- **Data records**

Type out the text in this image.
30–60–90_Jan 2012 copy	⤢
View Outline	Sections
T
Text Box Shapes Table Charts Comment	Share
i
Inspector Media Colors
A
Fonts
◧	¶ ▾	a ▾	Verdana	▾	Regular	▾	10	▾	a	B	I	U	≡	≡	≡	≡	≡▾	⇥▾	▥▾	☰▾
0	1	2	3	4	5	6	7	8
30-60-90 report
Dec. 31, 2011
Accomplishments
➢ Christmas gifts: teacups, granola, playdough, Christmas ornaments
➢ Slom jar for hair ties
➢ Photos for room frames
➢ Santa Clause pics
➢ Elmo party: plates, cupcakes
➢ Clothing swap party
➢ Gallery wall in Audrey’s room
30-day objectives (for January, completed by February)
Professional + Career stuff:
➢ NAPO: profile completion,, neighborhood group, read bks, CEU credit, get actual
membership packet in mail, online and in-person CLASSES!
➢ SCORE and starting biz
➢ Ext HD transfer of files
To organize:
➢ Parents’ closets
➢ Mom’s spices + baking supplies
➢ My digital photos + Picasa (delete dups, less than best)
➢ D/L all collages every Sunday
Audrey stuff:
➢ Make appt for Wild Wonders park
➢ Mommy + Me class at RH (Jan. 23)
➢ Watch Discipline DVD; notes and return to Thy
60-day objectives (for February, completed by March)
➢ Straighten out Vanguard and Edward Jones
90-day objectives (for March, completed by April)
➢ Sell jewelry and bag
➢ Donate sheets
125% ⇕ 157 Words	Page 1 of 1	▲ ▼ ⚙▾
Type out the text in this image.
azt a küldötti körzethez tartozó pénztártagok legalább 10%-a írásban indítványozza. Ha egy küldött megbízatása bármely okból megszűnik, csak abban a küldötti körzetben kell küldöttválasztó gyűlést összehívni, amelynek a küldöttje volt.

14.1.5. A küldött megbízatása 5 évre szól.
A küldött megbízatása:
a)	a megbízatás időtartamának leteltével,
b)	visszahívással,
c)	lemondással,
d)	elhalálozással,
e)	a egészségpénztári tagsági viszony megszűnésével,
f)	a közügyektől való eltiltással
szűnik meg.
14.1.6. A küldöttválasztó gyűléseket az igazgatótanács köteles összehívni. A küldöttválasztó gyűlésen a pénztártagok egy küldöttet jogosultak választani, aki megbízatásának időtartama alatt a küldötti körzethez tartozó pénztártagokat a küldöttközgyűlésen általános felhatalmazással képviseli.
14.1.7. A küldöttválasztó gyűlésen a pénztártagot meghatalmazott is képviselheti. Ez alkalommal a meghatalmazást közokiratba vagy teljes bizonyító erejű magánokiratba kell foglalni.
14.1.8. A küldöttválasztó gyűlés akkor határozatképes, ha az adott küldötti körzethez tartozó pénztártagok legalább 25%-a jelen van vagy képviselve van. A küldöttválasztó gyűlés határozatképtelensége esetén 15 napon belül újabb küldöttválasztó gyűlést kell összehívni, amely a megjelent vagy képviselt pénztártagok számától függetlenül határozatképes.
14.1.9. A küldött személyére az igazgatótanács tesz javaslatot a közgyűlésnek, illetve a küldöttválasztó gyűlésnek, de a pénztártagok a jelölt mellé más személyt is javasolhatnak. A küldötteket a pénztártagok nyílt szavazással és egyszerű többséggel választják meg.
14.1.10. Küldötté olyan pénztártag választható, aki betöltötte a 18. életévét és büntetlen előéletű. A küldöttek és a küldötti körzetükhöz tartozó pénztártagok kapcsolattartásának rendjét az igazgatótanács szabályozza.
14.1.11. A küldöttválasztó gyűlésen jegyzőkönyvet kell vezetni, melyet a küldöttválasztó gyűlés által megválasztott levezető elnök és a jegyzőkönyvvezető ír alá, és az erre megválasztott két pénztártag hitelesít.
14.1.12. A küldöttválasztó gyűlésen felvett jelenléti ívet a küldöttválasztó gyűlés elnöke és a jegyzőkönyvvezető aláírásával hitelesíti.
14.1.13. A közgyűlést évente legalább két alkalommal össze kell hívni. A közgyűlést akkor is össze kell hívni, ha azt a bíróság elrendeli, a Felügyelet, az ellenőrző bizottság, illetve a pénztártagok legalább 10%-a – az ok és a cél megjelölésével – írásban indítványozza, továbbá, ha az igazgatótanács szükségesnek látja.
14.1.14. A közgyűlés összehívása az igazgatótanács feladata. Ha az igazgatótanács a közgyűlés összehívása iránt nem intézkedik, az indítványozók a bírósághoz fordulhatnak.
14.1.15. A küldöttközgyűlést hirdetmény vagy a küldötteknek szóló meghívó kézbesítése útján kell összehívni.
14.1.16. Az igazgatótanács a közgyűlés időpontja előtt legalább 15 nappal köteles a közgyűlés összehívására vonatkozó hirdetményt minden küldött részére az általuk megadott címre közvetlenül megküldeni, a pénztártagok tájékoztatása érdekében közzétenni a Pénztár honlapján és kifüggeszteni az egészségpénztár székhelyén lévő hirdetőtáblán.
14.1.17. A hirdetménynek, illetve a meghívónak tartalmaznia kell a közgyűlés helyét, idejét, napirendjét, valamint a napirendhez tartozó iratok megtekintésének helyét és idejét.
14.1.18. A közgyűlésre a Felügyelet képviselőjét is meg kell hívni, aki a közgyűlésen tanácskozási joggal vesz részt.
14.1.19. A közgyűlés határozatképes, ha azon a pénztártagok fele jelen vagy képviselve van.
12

- **Exercise description**
All of the entries above need to be reproduced exactly.

- **Solution to this exercise**
Type out the text in this image.
30–60–90_Jan 2012 copy	⤢
View Outline	Sections
T
Text Box Shapes Table Charts Comment	Share
i
Inspector Media Colors
A
Fonts
◧	¶ ▾	a ▾	Verdana	▾	Regular	▾	10	▾	a	B	I	U	≡	≡	≡	≡	≡▾	⇥▾	▥▾	☰▾
0	1	2	3	4	5	6	7	8
30-60-90 report
Dec. 31, 2011
Accomplishments
➢ Christmas gifts: teacups, granola, playdough, Christmas ornaments
➢ Slom jar for hair ties
➢ Photos for room frames
➢ Santa Clause pics
➢ Elmo party: plates, cupcakes
➢ Clothing swap party
➢ Gallery wall in Audrey’s room
30-day objectives (for January, completed by February)
Professional + Career stuff:
➢ NAPO: profile completion,, neighborhood group, read bks, CEU credit, get actual
membership packet in mail, online and in-person CLASSES!
➢ SCORE and starting biz
➢ Ext HD transfer of files
To organize:
➢ Parents’ closets
➢ Mom’s spices + baking supplies
➢ My digital photos + Picasa (delete dups, less than best)
➢ D/L all collages every Sunday
Audrey stuff:
➢ Make appt for Wild Wonders park
➢ Mommy + Me class at RH (Jan. 23)
➢ Watch Discipline DVD; notes and return to Thy
60-day objectives (for February, completed by March)
➢ Straighten out Vanguard and Edward Jones
90-day objectives (for March, completed by April)
➢ Sell jewelry and bag
➢ Donate sheets
125% ⇕ 157 Words	Page 1 of 1	▲ ▼ ⚙▾
Type out the text in this image.
azt a küldötti körzethez tartozó pénztártagok legalább 10%-a írásban indítványozza. Ha egy küldött megbízatása bármely okból megszűnik, csak abban a küldötti körzetben kell küldöttválasztó gyűlést összehívni, amelynek a küldöttje volt.

14.1.5. A küldött megbízatása 5 évre szól.
A küldött megbízatása:
a)	a megbízatás időtartamának leteltével,
b)	visszahívással,
c)	lemondással,
d)	elhalálozással,
e)	a egészségpénztári tagsági viszony megszűnésével,
f)	a közügyektől való eltiltással
szűnik meg.
14.1.6. A küldöttválasztó gyűléseket az igazgatótanács köteles összehívni. A küldöttválasztó gyűlésen a pénztártagok egy küldöttet jogosultak választani, aki megbízatásának időtartama alatt a küldötti körzethez tartozó pénztártagokat a küldöttközgyűlésen általános felhatalmazással képviseli.
14.1.7. A küldöttválasztó gyűlésen a pénztártagot meghatalmazott is képviselheti. Ez alkalommal a meghatalmazást közokiratba vagy teljes bizonyító erejű magánokiratba kell foglalni.
14.1.8. A küldöttválasztó gyűlés akkor határozatképes, ha az adott küldötti körzethez tartozó pénztártagok legalább 25%-a jelen van vagy képviselve van. A küldöttválasztó gyűlés határozatképtelensége esetén 15 napon belül újabb küldöttválasztó gyűlést kell összehívni, amely a megjelent vagy képviselt pénztártagok számától függetlenül határozatképes.
14.1.9. A küldött személyére az igazgatótanács tesz javaslatot a közgyűlésnek, illetve a küldöttválasztó gyűlésnek, de a pénztártagok a jelölt mellé más személyt is javasolhatnak. A küldötteket a pénztártagok nyílt szavazással és egyszerű többséggel választják meg.
14.1.10. Küldötté olyan pénztártag választható, aki betöltötte a 18. életévét és büntetlen előéletű. A küldöttek és a küldötti körzetükhöz tartozó pénztártagok kapcsolattartásának rendjét az igazgatótanács szabályozza.
14.1.11. A küldöttválasztó gyűlésen jegyzőkönyvet kell vezetni, melyet a küldöttválasztó gyűlés által megválasztott levezető elnök és a jegyzőkönyvvezető ír alá, és az erre megválasztott két pénztártag hitelesít.
14.1.12. A küldöttválasztó gyűlésen felvett jelenléti ívet a küldöttválasztó gyűlés elnöke és a jegyzőkönyvvezető aláírásával hitelesíti.
14.1.13. A közgyűlést évente legalább két alkalommal össze kell hívni. A közgyűlést akkor is össze kell hívni, ha azt a bíróság elrendeli, a Felügyelet, az ellenőrző bizottság, illetve a pénztártagok legalább 10%-a – az ok és a cél megjelölésével – írásban indítványozza, továbbá, ha az igazgatótanács szükségesnek látja.
14.1.14. A közgyűlés összehívása az igazgatótanács feladata. Ha az igazgatótanács a közgyűlés összehívása iránt nem intézkedik, az indítványozók a bírósághoz fordulhatnak.
14.1.15. A küldöttközgyűlést hirdetmény vagy a küldötteknek szóló meghívó kézbesítése útján kell összehívni.
14.1.16. Az igazgatótanács a közgyűlés időpontja előtt legalább 15 nappal köteles a közgyűlés összehívására vonatkozó hirdetményt minden küldött részére az általuk megadott címre közvetlenül megküldeni, a pénztártagok tájékoztatása érdekében közzétenni a Pénztár honlapján és kifüggeszteni az egészségpénztár székhelyén lévő hirdetőtáblán.
14.1.17. A hirdetménynek, illetve a meghívónak tartalmaznia kell a közgyűlés helyét, idejét, napirendjét, valamint a napirendhez tartozó iratok megtekintésének helyét és idejét.
14.1.18. A közgyűlésre a Felügyelet képviselőjét is meg kell hívni, aki a közgyűlésen tanácskozási joggal vesz részt.
14.1.19. A közgyűlés határozatképes, ha azon a pénztártagok fele jelen vagy képviselve van.
12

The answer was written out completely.